**Written exercise**
Reproduce every entry exactly as shown.
# Start of Exercise inputs
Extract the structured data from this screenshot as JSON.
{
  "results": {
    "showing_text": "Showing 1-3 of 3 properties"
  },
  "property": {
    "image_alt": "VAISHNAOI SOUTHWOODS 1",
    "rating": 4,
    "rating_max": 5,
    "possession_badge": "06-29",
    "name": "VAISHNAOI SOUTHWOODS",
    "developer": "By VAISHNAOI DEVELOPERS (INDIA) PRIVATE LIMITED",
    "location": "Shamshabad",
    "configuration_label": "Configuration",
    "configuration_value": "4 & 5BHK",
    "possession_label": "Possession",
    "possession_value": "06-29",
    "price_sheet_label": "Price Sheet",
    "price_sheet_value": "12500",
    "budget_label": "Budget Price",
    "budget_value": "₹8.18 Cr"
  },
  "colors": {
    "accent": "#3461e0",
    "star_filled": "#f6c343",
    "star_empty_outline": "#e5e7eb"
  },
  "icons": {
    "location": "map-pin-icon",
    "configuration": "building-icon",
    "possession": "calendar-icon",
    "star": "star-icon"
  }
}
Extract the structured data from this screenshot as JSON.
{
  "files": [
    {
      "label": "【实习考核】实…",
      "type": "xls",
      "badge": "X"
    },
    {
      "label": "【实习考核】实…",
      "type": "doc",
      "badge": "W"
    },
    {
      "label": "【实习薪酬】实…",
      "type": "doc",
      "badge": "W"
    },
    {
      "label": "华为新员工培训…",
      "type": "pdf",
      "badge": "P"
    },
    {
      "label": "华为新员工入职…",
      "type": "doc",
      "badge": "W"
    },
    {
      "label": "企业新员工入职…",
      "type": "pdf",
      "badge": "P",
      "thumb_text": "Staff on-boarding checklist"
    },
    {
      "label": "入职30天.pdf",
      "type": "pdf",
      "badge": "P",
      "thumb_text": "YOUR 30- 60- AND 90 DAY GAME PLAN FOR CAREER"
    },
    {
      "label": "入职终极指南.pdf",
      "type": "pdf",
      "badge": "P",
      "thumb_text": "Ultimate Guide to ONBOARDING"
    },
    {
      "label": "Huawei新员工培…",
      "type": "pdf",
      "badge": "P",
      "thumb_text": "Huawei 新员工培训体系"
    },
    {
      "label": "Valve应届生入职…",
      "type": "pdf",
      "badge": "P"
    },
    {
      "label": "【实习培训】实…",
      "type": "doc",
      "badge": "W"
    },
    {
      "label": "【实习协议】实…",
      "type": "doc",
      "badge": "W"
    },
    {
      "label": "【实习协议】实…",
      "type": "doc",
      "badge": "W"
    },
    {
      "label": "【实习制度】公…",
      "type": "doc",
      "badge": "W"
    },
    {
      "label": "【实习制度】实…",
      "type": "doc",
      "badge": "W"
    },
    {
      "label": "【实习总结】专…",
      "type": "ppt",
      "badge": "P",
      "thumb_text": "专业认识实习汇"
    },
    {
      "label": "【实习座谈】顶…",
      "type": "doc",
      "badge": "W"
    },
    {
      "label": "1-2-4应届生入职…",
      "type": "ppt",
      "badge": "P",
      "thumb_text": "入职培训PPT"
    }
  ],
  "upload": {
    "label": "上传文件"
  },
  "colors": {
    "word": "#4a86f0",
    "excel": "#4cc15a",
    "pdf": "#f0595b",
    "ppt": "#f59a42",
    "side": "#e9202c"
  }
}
# End of Exercise inputs
**Expected output**
Extract the structured data from this screenshot as JSON.
{
  "results": {
    "showing_text": "Showing 1-3 of 3 properties"
  },
  "property": {
    "image_alt": "VAISHNAOI SOUTHWOODS 1",
    "rating": 4,
    "rating_max": 5,
    "possession_badge": "06-29",
    "name": "VAISHNAOI SOUTHWOODS",
    "developer": "By VAISHNAOI DEVELOPERS (INDIA) PRIVATE LIMITED",
    "location": "Shamshabad",
    "configuration_label": "Configuration",
    "configuration_value": "4 & 5BHK",
    "possession_label": "Possession",
    "possession_value": "06-29",
    "price_sheet_label": "Price Sheet",
    "price_sheet_value": "12500",
    "budget_label": "Budget Price",
    "budget_value": "₹8.18 Cr"
  },
  "colors": {
    "accent": "#3461e0",
    "star_filled": "#f6c343",
    "star_empty_outline": "#e5e7eb"
  },
  "icons": {
    "location": "map-pin-icon",
    "configuration": "building-icon",
    "possession": "calendar-icon",
    "star": "star-icon"
  }
}
Extract the structured data from this screenshot as JSON.
{
  "files": [
    {
      "label": "【实习考核】实…",
      "type": "xls",
      "badge": "X"
    },
    {
      "label": "【实习考核】实…",
      "type": "doc",
      "badge": "W"
    },
    {
      "label": "【实习薪酬】实…",
      "type": "doc",
      "badge": "W"
    },
    {
      "label": "华为新员工培训…",
      "type": "pdf",
      "badge": "P"
    },
    {
      "label": "华为新员工入职…",
      "type": "doc",
      "badge": "W"
    },
    {
      "label": "企业新员工入职…",
      "type": "pdf",
      "badge": "P",
      "thumb_text": "Staff on-boarding checklist"
    },
    {
      "label": "入职30天.pdf",
      "type": "pdf",
      "badge": "P",
      "thumb_text": "YOUR 30- 60- AND 90 DAY GAME PLAN FOR CAREER"
    },
    {
      "label": "入职终极指南.pdf",
      "type": "pdf",
      "badge": "P",
      "thumb_text": "Ultimate Guide to ONBOARDING"
    },
    {
      "label": "Huawei新员工培…",
      "type": "pdf",
      "badge": "P",
      "thumb_text": "Huawei 新员工培训体系"
    },
    {
      "label": "Valve应届生入职…",
      "type": "pdf",
      "badge": "P"
    },
    {
      "label": "【实习培训】实…",
      "type": "doc",
      "badge": "W"
    },
    {
      "label": "【实习协议】实…",
      "type": "doc",
      "badge": "W"
    },
    {
      "label": "【实习协议】实…",
      "type": "doc",
      "badge": "W"
    },
    {
      "label": "【实习制度】公…",
      "type": "doc",
      "badge": "W"
    },
    {
      "label": "【实习制度】实…",
      "type": "doc",
      "badge": "W"
    },
    {
      "label": "【实习总结】专…",
      "type": "ppt",
      "badge": "P",
      "thumb_text": "专业认识实习汇"
    },
    {
      "label": "【实习座谈】顶…",
      "type": "doc",
      "badge": "W"
    },
    {
      "label": "1-2-4应届生入职…",
      "type": "ppt",
      "badge": "P",
      "thumb_text": "入职培训PPT"
    }
  ],
  "upload": {
    "label": "上传文件"
  },
  "colors": {
    "word": "#4a86f0",
    "excel": "#4cc15a",
    "pdf": "#f0595b",
    "ppt": "#f59a42",
    "side": "#e9202c"
  }
}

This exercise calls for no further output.